Extracted records
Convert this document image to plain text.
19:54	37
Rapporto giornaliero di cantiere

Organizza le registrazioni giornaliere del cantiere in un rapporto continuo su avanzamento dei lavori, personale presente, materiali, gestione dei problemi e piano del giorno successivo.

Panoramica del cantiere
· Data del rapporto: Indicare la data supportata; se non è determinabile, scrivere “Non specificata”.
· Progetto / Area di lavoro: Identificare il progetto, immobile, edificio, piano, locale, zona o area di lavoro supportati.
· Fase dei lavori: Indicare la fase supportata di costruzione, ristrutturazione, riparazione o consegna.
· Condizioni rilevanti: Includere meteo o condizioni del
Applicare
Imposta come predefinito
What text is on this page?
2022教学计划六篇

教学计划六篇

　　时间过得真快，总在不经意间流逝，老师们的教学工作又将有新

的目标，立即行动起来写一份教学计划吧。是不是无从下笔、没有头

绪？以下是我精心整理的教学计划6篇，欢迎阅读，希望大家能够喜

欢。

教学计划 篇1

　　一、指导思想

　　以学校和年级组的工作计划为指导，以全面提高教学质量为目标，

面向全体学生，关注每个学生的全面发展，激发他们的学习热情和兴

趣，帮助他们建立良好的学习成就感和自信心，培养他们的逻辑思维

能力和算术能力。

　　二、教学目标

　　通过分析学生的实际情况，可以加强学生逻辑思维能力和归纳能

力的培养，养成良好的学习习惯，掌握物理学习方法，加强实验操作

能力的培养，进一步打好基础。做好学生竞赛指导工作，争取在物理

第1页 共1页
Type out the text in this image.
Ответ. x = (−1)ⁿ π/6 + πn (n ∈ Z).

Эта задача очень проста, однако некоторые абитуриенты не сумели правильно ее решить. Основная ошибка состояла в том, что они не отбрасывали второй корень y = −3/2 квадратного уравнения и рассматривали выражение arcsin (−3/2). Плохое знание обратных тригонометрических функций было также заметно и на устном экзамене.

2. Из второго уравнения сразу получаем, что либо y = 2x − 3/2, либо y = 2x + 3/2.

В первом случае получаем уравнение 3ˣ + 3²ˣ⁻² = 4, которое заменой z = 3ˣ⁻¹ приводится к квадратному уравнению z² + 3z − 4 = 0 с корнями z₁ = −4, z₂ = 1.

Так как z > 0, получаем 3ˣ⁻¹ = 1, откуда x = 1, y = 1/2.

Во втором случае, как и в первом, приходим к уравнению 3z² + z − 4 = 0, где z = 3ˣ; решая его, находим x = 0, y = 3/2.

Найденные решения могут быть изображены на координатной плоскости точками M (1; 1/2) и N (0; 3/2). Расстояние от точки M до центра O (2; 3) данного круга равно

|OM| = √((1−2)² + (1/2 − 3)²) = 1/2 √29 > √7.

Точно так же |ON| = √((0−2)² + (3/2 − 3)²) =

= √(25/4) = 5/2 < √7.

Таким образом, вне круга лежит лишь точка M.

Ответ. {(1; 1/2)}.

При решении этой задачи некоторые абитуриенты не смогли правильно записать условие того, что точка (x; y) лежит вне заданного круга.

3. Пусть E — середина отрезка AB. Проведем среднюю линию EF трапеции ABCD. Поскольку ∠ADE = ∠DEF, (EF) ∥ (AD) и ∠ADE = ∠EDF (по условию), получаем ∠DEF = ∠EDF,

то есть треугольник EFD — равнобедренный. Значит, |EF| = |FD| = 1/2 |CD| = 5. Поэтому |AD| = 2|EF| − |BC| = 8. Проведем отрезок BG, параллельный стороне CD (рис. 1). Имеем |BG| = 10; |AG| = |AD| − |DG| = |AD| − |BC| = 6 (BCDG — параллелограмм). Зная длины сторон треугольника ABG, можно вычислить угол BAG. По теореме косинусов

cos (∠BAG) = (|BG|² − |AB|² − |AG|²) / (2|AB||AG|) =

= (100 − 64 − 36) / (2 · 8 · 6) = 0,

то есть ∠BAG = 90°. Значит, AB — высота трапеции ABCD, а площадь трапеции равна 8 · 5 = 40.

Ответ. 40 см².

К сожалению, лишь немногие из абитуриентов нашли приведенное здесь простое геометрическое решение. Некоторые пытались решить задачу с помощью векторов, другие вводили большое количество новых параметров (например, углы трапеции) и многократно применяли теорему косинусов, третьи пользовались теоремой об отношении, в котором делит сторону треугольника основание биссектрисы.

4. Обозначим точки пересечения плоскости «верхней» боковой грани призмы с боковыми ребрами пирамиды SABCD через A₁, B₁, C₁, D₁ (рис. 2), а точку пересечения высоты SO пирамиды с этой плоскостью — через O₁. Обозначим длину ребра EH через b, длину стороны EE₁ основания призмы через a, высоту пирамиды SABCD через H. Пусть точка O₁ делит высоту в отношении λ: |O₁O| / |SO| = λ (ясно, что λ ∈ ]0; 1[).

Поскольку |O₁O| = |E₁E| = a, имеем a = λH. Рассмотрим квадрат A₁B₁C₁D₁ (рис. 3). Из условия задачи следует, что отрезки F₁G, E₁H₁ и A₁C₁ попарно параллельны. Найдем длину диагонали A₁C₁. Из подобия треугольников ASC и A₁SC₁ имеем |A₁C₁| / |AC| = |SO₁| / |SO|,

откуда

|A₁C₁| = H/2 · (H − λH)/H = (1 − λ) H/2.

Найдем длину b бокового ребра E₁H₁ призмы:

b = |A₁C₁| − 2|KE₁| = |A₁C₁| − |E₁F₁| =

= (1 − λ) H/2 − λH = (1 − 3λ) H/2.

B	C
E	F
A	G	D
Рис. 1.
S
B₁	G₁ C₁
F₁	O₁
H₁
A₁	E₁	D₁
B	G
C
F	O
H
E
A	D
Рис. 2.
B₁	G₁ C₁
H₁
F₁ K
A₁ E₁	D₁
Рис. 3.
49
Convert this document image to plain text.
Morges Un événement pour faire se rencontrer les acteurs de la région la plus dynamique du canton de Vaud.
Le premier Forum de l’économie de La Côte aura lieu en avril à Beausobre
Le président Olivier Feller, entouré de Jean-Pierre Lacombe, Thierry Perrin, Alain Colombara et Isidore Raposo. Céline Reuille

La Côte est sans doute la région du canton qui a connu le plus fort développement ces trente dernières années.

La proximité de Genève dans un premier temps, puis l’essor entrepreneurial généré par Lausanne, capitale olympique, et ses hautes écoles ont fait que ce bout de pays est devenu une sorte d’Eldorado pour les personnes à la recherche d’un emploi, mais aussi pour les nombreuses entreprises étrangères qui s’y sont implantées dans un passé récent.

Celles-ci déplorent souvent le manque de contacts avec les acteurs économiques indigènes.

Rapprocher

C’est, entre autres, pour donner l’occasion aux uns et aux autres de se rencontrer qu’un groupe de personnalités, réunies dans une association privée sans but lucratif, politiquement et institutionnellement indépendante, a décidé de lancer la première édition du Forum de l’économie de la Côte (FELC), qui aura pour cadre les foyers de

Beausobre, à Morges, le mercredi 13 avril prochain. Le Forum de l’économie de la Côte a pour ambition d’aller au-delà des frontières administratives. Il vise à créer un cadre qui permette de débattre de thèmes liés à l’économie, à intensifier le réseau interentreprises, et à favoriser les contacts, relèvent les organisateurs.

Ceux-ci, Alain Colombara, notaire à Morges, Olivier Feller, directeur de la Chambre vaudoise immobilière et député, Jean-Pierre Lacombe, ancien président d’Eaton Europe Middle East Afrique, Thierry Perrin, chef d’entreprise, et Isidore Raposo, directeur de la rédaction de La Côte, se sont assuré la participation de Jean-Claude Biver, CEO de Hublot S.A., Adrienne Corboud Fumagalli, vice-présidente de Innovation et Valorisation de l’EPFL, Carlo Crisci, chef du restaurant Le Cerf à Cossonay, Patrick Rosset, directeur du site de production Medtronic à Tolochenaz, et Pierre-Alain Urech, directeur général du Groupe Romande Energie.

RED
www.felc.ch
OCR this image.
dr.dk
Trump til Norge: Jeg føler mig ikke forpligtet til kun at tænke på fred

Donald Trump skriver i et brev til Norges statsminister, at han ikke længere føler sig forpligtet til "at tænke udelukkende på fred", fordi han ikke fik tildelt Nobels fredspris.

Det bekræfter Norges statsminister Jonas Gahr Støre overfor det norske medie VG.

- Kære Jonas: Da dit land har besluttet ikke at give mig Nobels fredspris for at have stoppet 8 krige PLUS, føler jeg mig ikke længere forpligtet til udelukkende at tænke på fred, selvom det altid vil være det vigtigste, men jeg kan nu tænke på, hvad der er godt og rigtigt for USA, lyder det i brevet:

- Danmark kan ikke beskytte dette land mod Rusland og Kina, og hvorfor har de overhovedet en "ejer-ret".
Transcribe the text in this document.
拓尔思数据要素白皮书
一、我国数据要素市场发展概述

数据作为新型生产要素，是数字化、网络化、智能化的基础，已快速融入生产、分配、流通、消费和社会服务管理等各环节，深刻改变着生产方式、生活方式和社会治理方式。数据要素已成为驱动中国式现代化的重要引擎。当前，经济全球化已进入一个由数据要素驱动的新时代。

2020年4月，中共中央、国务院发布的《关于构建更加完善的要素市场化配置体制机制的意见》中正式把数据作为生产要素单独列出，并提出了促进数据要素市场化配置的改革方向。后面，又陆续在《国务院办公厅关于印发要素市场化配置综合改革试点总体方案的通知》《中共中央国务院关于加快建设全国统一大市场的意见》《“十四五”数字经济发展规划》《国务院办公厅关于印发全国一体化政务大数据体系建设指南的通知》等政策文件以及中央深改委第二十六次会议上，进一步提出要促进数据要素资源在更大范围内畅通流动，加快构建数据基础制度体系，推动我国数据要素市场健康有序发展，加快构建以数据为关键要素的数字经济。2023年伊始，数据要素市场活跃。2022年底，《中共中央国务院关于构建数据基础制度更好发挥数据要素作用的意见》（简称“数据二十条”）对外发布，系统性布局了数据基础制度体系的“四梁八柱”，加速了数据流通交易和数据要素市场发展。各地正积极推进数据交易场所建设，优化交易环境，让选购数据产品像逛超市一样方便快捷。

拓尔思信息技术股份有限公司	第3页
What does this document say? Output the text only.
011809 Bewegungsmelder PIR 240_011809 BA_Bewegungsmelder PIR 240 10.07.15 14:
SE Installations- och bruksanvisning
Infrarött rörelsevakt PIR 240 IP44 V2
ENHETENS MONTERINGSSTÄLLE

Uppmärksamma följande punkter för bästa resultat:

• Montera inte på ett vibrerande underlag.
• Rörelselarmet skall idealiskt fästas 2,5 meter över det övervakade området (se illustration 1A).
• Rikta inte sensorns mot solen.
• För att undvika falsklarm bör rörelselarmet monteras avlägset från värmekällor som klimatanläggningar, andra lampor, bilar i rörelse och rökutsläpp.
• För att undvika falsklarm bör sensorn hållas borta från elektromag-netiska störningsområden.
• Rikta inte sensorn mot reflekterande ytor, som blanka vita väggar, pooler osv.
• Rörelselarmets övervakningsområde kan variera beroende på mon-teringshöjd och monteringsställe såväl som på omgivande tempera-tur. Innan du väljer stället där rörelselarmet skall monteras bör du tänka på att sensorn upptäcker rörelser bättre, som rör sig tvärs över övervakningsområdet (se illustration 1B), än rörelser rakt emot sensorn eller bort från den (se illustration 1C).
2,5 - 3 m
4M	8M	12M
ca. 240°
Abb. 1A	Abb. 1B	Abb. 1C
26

Short problem
How many lines of these entries hold the string "откуда"? Answer with the number alone.

Reply
2